Pick out each line below containing "Among".

═══ THE RECORDS

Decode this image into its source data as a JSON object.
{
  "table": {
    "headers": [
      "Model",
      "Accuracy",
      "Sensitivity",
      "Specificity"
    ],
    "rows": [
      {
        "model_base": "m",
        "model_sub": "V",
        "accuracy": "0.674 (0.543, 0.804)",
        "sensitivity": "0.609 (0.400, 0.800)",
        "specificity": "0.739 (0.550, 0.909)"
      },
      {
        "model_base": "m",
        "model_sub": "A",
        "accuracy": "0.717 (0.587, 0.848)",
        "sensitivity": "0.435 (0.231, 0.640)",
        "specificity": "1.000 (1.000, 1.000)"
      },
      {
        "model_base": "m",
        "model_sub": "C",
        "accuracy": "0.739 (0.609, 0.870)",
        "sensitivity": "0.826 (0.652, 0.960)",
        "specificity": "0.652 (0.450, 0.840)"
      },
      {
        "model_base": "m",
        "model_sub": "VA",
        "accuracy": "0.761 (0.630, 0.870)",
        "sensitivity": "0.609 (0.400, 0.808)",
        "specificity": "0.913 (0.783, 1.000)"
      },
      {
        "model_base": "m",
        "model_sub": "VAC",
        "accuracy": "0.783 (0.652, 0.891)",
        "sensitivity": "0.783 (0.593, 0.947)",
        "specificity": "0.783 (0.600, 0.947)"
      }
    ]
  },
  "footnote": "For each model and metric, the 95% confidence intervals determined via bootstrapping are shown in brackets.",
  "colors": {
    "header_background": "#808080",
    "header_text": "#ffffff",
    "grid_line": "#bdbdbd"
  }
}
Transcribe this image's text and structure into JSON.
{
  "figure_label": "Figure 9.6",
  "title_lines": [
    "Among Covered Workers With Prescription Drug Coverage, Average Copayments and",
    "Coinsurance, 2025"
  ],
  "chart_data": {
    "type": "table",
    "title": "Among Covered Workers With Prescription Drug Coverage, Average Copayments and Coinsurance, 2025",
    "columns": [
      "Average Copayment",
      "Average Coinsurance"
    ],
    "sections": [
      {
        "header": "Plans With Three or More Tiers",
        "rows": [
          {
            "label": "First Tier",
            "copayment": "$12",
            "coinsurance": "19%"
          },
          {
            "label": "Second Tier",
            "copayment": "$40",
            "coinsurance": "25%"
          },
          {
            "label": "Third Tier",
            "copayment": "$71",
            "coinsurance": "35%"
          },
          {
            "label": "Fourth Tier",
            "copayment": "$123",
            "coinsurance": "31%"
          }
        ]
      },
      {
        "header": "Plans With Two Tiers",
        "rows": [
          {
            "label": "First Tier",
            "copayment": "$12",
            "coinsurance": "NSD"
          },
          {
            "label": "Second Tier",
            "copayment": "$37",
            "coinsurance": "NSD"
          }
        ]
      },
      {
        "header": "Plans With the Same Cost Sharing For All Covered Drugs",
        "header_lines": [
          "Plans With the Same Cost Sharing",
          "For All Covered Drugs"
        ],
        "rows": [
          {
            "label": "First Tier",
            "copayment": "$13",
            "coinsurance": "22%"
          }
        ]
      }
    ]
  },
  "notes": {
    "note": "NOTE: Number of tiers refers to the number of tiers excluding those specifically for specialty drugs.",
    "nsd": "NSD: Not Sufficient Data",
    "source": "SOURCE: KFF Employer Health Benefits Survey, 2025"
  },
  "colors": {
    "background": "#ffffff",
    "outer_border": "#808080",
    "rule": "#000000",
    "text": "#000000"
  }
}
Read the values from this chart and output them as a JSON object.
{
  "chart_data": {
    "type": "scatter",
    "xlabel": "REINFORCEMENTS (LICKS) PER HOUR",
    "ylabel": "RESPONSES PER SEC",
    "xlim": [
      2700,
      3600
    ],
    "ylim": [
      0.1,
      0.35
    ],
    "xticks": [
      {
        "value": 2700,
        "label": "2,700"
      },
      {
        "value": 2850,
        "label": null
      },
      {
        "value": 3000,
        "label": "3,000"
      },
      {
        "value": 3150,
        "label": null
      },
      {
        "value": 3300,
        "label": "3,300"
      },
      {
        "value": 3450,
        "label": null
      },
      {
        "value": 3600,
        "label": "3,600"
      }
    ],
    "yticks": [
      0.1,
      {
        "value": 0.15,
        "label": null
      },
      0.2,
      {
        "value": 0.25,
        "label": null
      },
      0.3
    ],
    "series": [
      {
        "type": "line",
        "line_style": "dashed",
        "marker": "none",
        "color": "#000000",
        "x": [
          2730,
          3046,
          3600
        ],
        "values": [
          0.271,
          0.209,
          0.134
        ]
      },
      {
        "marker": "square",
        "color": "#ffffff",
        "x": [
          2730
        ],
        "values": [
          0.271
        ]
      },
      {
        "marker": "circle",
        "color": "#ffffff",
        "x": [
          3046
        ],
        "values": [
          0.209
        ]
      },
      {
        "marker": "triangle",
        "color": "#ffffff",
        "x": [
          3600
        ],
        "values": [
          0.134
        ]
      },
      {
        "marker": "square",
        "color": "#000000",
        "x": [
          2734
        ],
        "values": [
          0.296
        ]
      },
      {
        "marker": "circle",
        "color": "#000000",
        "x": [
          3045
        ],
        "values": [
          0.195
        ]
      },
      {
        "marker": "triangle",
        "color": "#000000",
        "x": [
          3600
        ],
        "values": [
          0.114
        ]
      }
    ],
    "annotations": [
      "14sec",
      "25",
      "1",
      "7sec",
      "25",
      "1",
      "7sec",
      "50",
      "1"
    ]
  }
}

══════

### FINISHED EXERCISE
    "Among Covered Workers With Prescription Drug Coverage, Average Copayments and",
    "title": "Among Covered Workers With Prescription Drug Coverage, Average Copayments and Coinsurance, 2025",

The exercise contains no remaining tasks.